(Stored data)
## begin

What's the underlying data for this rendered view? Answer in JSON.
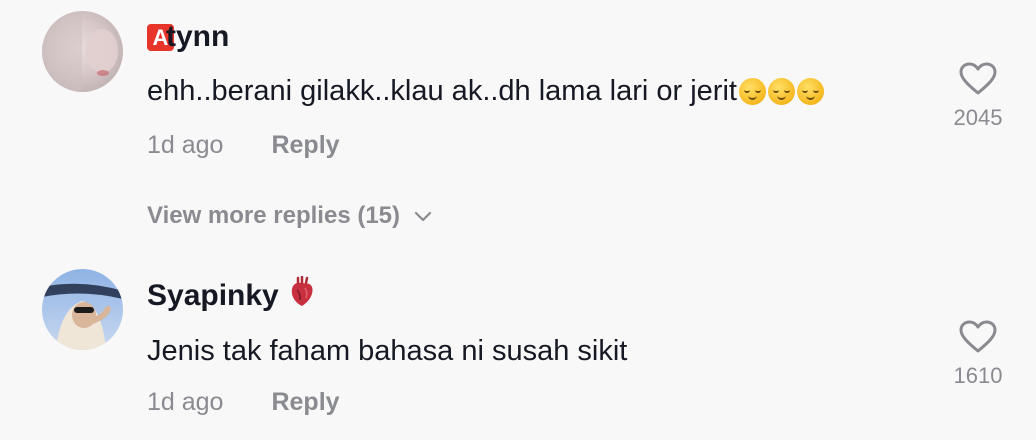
{
  "comments": [
    {
      "username": "tynn",
      "badge_letter": "A",
      "text": "ehh..berani gilakk..klau ak..dh lama lari or jerit",
      "emoji": "relieved-face-emoji x3",
      "time": "1d ago",
      "reply_label": "Reply",
      "likes": "2045",
      "view_more": "View more replies (15)"
    },
    {
      "username": "Syapinky",
      "emoji": "anatomical-heart-emoji",
      "text": "Jenis tak faham bahasa ni susah sikit",
      "time": "1d ago",
      "reply_label": "Reply",
      "likes": "1610"
    }
  ],
  "colors": {
    "background": "#f8f8f8",
    "primary_text": "#161823",
    "secondary_text": "#8a8b91",
    "badge_red": "#e8352c"
  }
}
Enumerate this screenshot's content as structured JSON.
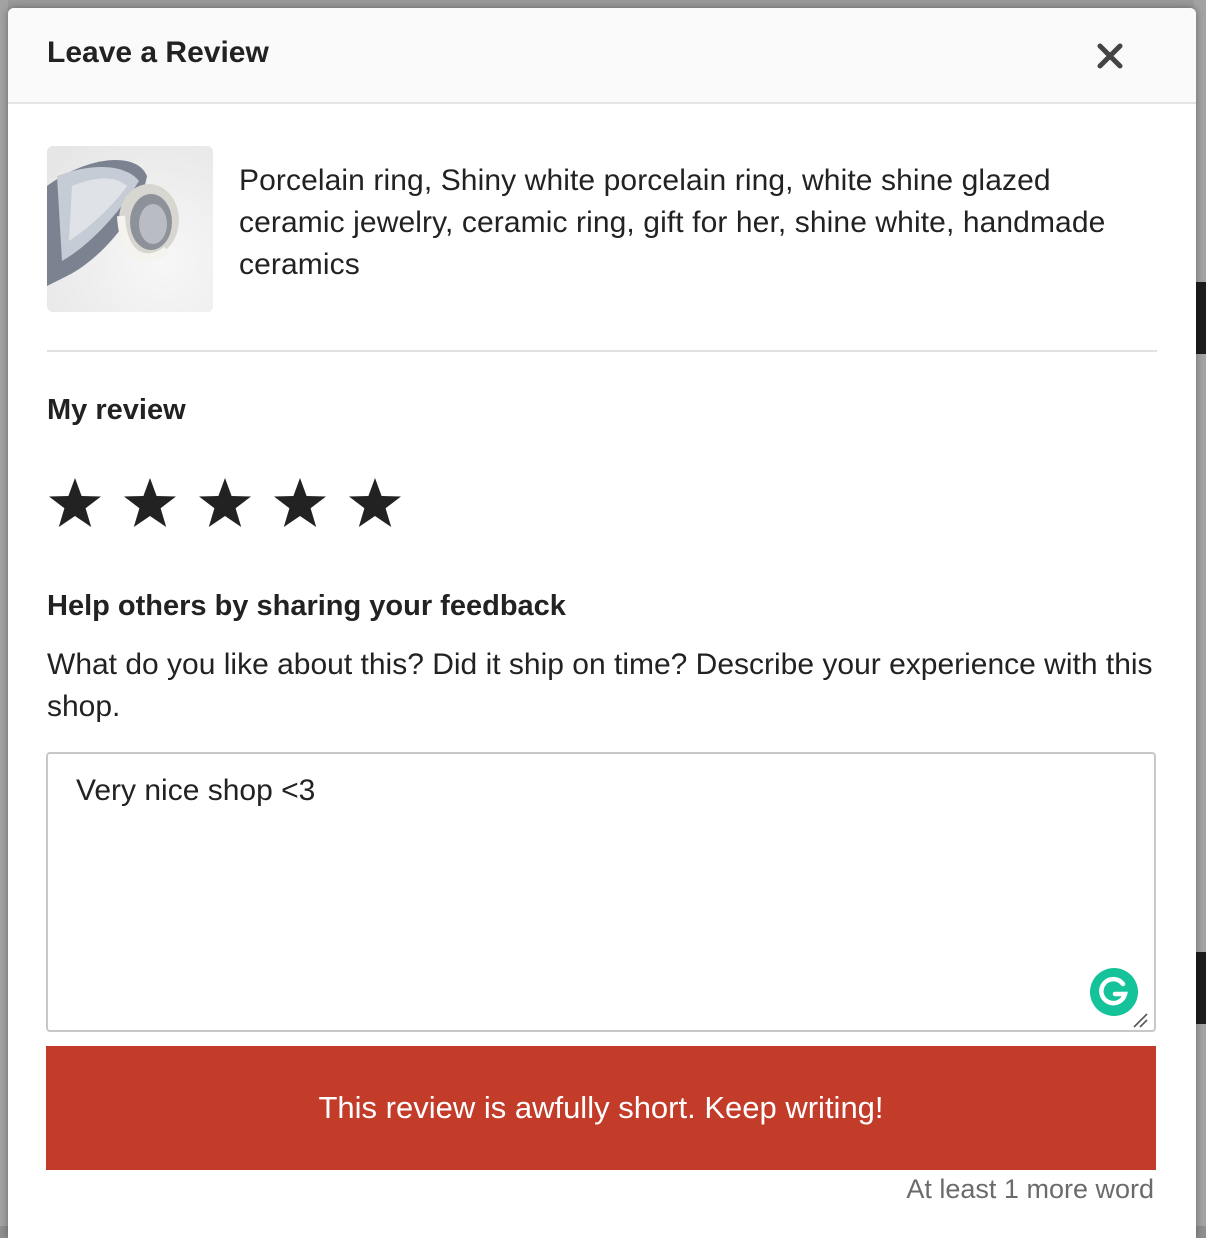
{
  "modal": {
    "title": "Leave a Review",
    "close_icon": "close-icon"
  },
  "listing": {
    "thumbnail_alt": "porcelain-ring-photo",
    "title": "Porcelain ring, Shiny white porcelain ring, white shine glazed ceramic jewelry, ceramic ring, gift for her, shine white, handmade ceramics"
  },
  "review": {
    "label": "My review",
    "rating": 5,
    "rating_max": 5,
    "star_icon": "star-icon"
  },
  "feedback": {
    "heading": "Help others by sharing your feedback",
    "prompt": "What do you like about this? Did it ship on time? Describe your experience with this shop.",
    "value": "Very nice shop <3"
  },
  "validation": {
    "error": "This review is awfully short. Keep writing!",
    "word_hint": "At least 1 more word"
  },
  "colors": {
    "error_bg": "#c33b29",
    "grammarly": "#15c39a",
    "text": "#222222"
  }
}
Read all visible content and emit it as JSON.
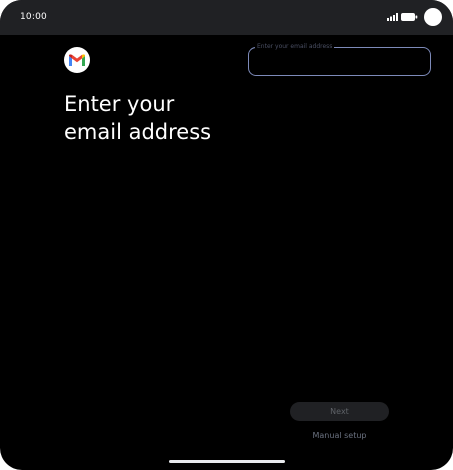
{
  "status_bar": {
    "time": "10:00",
    "icons": [
      "signal-icon",
      "battery-icon",
      "camera-icon"
    ]
  },
  "logo": {
    "icon": "gmail-logo-icon",
    "colors": [
      "#EA4335",
      "#FBBC04",
      "#34A853",
      "#4285F4"
    ]
  },
  "main": {
    "title": "Enter your email address"
  },
  "email_field": {
    "label": "Enter your email address",
    "value": ""
  },
  "actions": {
    "next_label": "Next",
    "manual_setup_label": "Manual setup"
  },
  "colors": {
    "background": "#000000",
    "status_bar": "#202124",
    "field_outline": "#7d8ab9"
  }
}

## end

[Exercise]
Look through the data and gather every line with the string "content" in it.

[Exercise result]
Enumerate this screenshot's content as structured JSON.
Read all visible content and emit it as JSON.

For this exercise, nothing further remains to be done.